## Task goal
Below is a block of records: output all of them exactly and leave out the pictures.

━━━━━━━━━━

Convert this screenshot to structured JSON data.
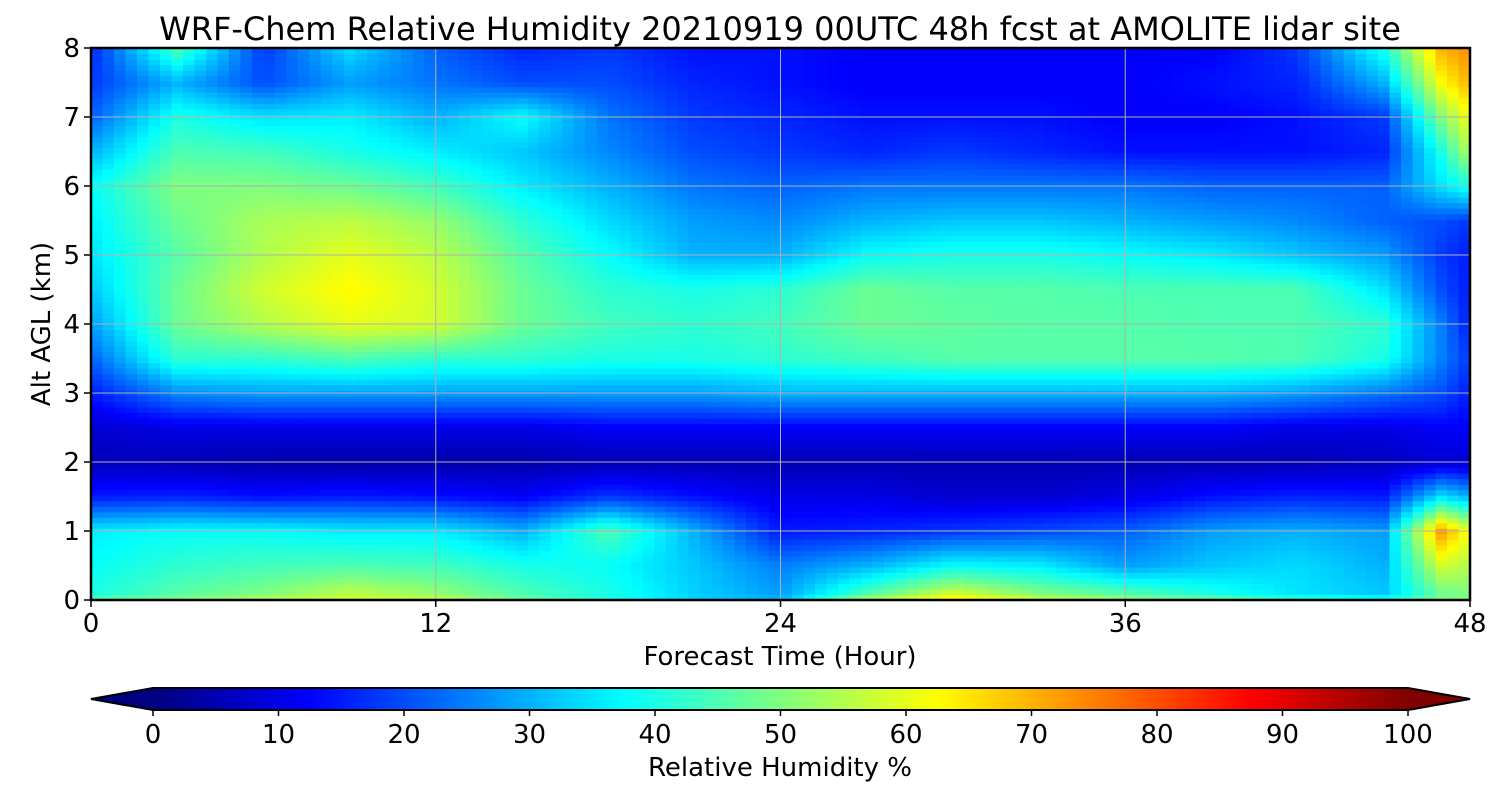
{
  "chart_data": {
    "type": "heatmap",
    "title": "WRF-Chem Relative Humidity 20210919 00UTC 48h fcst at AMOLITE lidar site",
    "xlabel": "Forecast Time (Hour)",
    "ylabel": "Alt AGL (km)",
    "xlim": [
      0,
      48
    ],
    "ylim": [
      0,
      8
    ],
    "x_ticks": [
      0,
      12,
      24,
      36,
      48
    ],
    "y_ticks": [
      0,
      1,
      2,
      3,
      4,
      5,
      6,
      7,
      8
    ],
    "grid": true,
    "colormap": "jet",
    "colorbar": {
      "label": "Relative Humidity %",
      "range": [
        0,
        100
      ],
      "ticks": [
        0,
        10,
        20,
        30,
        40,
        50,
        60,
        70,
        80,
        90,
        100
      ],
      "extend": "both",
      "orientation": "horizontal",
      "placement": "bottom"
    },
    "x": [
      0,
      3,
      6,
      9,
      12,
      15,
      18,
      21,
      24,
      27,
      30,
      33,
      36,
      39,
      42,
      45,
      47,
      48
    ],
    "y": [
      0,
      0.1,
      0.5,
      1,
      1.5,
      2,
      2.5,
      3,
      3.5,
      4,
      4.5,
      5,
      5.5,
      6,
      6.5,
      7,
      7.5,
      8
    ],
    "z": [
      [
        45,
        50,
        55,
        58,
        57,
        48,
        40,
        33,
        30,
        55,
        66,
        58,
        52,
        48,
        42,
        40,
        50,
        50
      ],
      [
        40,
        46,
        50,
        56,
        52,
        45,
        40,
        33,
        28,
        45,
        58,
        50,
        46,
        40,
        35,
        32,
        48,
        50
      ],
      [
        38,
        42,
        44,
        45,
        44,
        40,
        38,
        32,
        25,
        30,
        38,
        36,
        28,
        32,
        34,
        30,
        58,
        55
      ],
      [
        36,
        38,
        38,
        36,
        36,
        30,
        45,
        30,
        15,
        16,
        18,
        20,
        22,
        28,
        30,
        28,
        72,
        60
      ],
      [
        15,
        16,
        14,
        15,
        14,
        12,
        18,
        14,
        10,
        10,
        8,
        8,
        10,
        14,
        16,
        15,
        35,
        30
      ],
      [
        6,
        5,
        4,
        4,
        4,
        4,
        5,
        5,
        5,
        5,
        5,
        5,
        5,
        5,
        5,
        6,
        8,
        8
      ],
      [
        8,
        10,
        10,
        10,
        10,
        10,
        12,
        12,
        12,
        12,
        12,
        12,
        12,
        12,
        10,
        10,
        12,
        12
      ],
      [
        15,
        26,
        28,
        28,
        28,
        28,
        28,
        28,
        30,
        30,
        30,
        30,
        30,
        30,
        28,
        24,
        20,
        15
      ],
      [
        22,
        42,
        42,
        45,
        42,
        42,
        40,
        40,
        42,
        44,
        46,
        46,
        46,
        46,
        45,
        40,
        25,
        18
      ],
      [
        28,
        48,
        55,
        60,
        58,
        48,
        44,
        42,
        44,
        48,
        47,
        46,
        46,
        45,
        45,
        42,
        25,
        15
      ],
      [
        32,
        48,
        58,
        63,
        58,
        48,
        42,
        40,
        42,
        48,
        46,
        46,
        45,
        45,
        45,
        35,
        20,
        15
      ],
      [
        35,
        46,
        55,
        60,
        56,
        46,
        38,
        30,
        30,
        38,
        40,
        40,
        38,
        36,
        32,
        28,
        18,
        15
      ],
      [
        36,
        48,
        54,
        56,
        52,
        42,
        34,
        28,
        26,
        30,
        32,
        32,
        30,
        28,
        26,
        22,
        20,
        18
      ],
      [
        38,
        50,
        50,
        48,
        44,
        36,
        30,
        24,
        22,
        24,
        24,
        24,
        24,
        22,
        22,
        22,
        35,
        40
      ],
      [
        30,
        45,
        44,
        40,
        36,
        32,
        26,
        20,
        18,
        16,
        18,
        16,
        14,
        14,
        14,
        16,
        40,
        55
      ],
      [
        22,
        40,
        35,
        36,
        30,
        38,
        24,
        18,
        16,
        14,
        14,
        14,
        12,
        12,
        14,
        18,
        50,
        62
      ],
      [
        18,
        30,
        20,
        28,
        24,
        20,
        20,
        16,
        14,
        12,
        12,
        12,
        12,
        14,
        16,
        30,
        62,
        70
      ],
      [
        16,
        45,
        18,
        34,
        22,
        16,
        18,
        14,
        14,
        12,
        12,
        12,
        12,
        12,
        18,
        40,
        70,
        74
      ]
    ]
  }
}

━━━━━━━━━━

## Complete answer
Convert this screenshot to structured JSON data.
{
  "chart_data": {
    "type": "heatmap",
    "title": "WRF-Chem Relative Humidity 20210919 00UTC 48h fcst at AMOLITE lidar site",
    "xlabel": "Forecast Time (Hour)",
    "ylabel": "Alt AGL (km)",
    "xlim": [
      0,
      48
    ],
    "ylim": [
      0,
      8
    ],
    "x_ticks": [
      0,
      12,
      24,
      36,
      48
    ],
    "y_ticks": [
      0,
      1,
      2,
      3,
      4,
      5,
      6,
      7,
      8
    ],
    "grid": true,
    "colormap": "jet",
    "colorbar": {
      "label": "Relative Humidity %",
      "range": [
        0,
        100
      ],
      "ticks": [
        0,
        10,
        20,
        30,
        40,
        50,
        60,
        70,
        80,
        90,
        100
      ],
      "extend": "both",
      "orientation": "horizontal",
      "placement": "bottom"
    },
    "x": [
      0,
      3,
      6,
      9,
      12,
      15,
      18,
      21,
      24,
      27,
      30,
      33,
      36,
      39,
      42,
      45,
      47,
      48
    ],
    "y": [
      0,
      0.1,
      0.5,
      1,
      1.5,
      2,
      2.5,
      3,
      3.5,
      4,
      4.5,
      5,
      5.5,
      6,
      6.5,
      7,
      7.5,
      8
    ],
    "z": [
      [
        45,
        50,
        55,
        58,
        57,
        48,
        40,
        33,
        30,
        55,
        66,
        58,
        52,
        48,
        42,
        40,
        50,
        50
      ],
      [
        40,
        46,
        50,
        56,
        52,
        45,
        40,
        33,
        28,
        45,
        58,
        50,
        46,
        40,
        35,
        32,
        48,
        50
      ],
      [
        38,
        42,
        44,
        45,
        44,
        40,
        38,
        32,
        25,
        30,
        38,
        36,
        28,
        32,
        34,
        30,
        58,
        55
      ],
      [
        36,
        38,
        38,
        36,
        36,
        30,
        45,
        30,
        15,
        16,
        18,
        20,
        22,
        28,
        30,
        28,
        72,
        60
      ],
      [
        15,
        16,
        14,
        15,
        14,
        12,
        18,
        14,
        10,
        10,
        8,
        8,
        10,
        14,
        16,
        15,
        35,
        30
      ],
      [
        6,
        5,
        4,
        4,
        4,
        4,
        5,
        5,
        5,
        5,
        5,
        5,
        5,
        5,
        5,
        6,
        8,
        8
      ],
      [
        8,
        10,
        10,
        10,
        10,
        10,
        12,
        12,
        12,
        12,
        12,
        12,
        12,
        12,
        10,
        10,
        12,
        12
      ],
      [
        15,
        26,
        28,
        28,
        28,
        28,
        28,
        28,
        30,
        30,
        30,
        30,
        30,
        30,
        28,
        24,
        20,
        15
      ],
      [
        22,
        42,
        42,
        45,
        42,
        42,
        40,
        40,
        42,
        44,
        46,
        46,
        46,
        46,
        45,
        40,
        25,
        18
      ],
      [
        28,
        48,
        55,
        60,
        58,
        48,
        44,
        42,
        44,
        48,
        47,
        46,
        46,
        45,
        45,
        42,
        25,
        15
      ],
      [
        32,
        48,
        58,
        63,
        58,
        48,
        42,
        40,
        42,
        48,
        46,
        46,
        45,
        45,
        45,
        35,
        20,
        15
      ],
      [
        35,
        46,
        55,
        60,
        56,
        46,
        38,
        30,
        30,
        38,
        40,
        40,
        38,
        36,
        32,
        28,
        18,
        15
      ],
      [
        36,
        48,
        54,
        56,
        52,
        42,
        34,
        28,
        26,
        30,
        32,
        32,
        30,
        28,
        26,
        22,
        20,
        18
      ],
      [
        38,
        50,
        50,
        48,
        44,
        36,
        30,
        24,
        22,
        24,
        24,
        24,
        24,
        22,
        22,
        22,
        35,
        40
      ],
      [
        30,
        45,
        44,
        40,
        36,
        32,
        26,
        20,
        18,
        16,
        18,
        16,
        14,
        14,
        14,
        16,
        40,
        55
      ],
      [
        22,
        40,
        35,
        36,
        30,
        38,
        24,
        18,
        16,
        14,
        14,
        14,
        12,
        12,
        14,
        18,
        50,
        62
      ],
      [
        18,
        30,
        20,
        28,
        24,
        20,
        20,
        16,
        14,
        12,
        12,
        12,
        12,
        14,
        16,
        30,
        62,
        70
      ],
      [
        16,
        45,
        18,
        34,
        22,
        16,
        18,
        14,
        14,
        12,
        12,
        12,
        12,
        12,
        18,
        40,
        70,
        74
      ]
    ]
  }
}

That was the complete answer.